Without the pictures, repeat the listing character for character.
# Records for the exercise start
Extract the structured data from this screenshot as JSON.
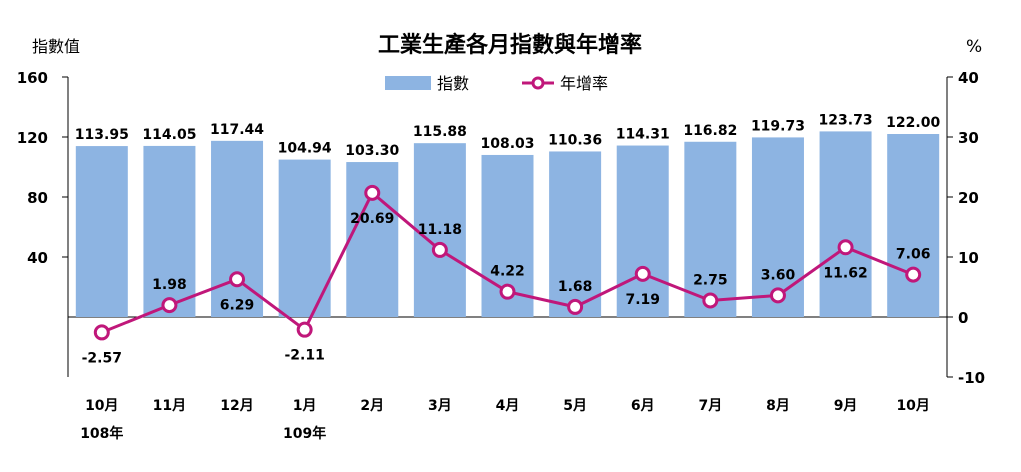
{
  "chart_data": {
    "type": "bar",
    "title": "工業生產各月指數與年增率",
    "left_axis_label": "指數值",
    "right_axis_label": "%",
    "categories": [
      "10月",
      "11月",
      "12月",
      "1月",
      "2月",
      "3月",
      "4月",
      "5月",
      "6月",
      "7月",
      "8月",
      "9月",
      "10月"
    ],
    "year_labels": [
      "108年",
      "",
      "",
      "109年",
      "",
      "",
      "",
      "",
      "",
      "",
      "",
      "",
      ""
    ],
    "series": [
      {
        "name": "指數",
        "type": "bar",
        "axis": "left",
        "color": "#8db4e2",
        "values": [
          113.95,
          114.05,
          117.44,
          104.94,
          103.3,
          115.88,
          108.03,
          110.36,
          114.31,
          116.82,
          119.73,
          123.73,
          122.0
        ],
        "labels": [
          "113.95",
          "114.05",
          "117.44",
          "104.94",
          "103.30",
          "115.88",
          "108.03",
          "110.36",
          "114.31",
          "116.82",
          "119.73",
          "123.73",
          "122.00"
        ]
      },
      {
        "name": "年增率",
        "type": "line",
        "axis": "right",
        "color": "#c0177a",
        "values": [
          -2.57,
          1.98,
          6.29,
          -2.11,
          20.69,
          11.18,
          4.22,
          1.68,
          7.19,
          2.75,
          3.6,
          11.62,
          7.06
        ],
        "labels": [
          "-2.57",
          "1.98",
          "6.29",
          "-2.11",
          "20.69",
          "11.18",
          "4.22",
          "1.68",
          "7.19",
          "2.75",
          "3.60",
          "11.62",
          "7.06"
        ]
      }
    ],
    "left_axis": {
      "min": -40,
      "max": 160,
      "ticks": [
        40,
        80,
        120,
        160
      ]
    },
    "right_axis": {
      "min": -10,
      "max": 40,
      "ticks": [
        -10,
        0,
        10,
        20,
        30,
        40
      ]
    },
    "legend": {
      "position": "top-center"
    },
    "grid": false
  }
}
# Records for the exercise end
Full output:
Extract the structured data from this screenshot as JSON.
{
  "chart_data": {
    "type": "bar",
    "title": "工業生產各月指數與年增率",
    "left_axis_label": "指數值",
    "right_axis_label": "%",
    "categories": [
      "10月",
      "11月",
      "12月",
      "1月",
      "2月",
      "3月",
      "4月",
      "5月",
      "6月",
      "7月",
      "8月",
      "9月",
      "10月"
    ],
    "year_labels": [
      "108年",
      "",
      "",
      "109年",
      "",
      "",
      "",
      "",
      "",
      "",
      "",
      "",
      ""
    ],
    "series": [
      {
        "name": "指數",
        "type": "bar",
        "axis": "left",
        "color": "#8db4e2",
        "values": [
          113.95,
          114.05,
          117.44,
          104.94,
          103.3,
          115.88,
          108.03,
          110.36,
          114.31,
          116.82,
          119.73,
          123.73,
          122.0
        ],
        "labels": [
          "113.95",
          "114.05",
          "117.44",
          "104.94",
          "103.30",
          "115.88",
          "108.03",
          "110.36",
          "114.31",
          "116.82",
          "119.73",
          "123.73",
          "122.00"
        ]
      },
      {
        "name": "年增率",
        "type": "line",
        "axis": "right",
        "color": "#c0177a",
        "values": [
          -2.57,
          1.98,
          6.29,
          -2.11,
          20.69,
          11.18,
          4.22,
          1.68,
          7.19,
          2.75,
          3.6,
          11.62,
          7.06
        ],
        "labels": [
          "-2.57",
          "1.98",
          "6.29",
          "-2.11",
          "20.69",
          "11.18",
          "4.22",
          "1.68",
          "7.19",
          "2.75",
          "3.60",
          "11.62",
          "7.06"
        ]
      }
    ],
    "left_axis": {
      "min": -40,
      "max": 160,
      "ticks": [
        40,
        80,
        120,
        160
      ]
    },
    "right_axis": {
      "min": -10,
      "max": 40,
      "ticks": [
        -10,
        0,
        10,
        20,
        30,
        40
      ]
    },
    "legend": {
      "position": "top-center"
    },
    "grid": false
  }
}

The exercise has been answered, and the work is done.